(The request):
Copy out all of the data exactly as it appears.

-------- Entries supplied --------

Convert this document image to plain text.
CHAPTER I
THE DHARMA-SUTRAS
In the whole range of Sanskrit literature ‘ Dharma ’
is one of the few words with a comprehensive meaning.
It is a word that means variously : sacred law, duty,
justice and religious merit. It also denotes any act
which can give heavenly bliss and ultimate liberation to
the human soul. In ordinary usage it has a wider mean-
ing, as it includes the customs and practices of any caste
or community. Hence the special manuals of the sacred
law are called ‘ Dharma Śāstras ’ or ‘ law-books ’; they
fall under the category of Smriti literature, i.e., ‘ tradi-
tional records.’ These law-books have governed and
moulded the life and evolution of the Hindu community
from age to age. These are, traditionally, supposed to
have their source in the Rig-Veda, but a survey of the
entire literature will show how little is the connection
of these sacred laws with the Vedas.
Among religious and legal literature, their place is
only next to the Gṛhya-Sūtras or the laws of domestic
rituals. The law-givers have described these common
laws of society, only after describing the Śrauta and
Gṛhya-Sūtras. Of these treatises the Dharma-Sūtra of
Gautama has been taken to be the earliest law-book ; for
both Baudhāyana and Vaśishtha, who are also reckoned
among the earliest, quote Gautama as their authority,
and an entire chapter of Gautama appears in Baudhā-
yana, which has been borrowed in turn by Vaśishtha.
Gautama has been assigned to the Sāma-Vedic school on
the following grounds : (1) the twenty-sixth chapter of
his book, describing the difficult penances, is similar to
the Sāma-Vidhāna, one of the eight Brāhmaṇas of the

--------

(Task output):
Convert this document image to plain text.
CHAPTER I
THE DHARMA-SUTRAS
In the whole range of Sanskrit literature ‘ Dharma ’
is one of the few words with a comprehensive meaning.
It is a word that means variously : sacred law, duty,
justice and religious merit. It also denotes any act
which can give heavenly bliss and ultimate liberation to
the human soul. In ordinary usage it has a wider mean-
ing, as it includes the customs and practices of any caste
or community. Hence the special manuals of the sacred
law are called ‘ Dharma Śāstras ’ or ‘ law-books ’; they
fall under the category of Smriti literature, i.e., ‘ tradi-
tional records.’ These law-books have governed and
moulded the life and evolution of the Hindu community
from age to age. These are, traditionally, supposed to
have their source in the Rig-Veda, but a survey of the
entire literature will show how little is the connection
of these sacred laws with the Vedas.
Among religious and legal literature, their place is
only next to the Gṛhya-Sūtras or the laws of domestic
rituals. The law-givers have described these common
laws of society, only after describing the Śrauta and
Gṛhya-Sūtras. Of these treatises the Dharma-Sūtra of
Gautama has been taken to be the earliest law-book ; for
both Baudhāyana and Vaśishtha, who are also reckoned
among the earliest, quote Gautama as their authority,
and an entire chapter of Gautama appears in Baudhā-
yana, which has been borrowed in turn by Vaśishtha.
Gautama has been assigned to the Sāma-Vedic school on
the following grounds : (1) the twenty-sixth chapter of
his book, describing the difficult penances, is similar to
the Sāma-Vidhāna, one of the eight Brāhmaṇas of the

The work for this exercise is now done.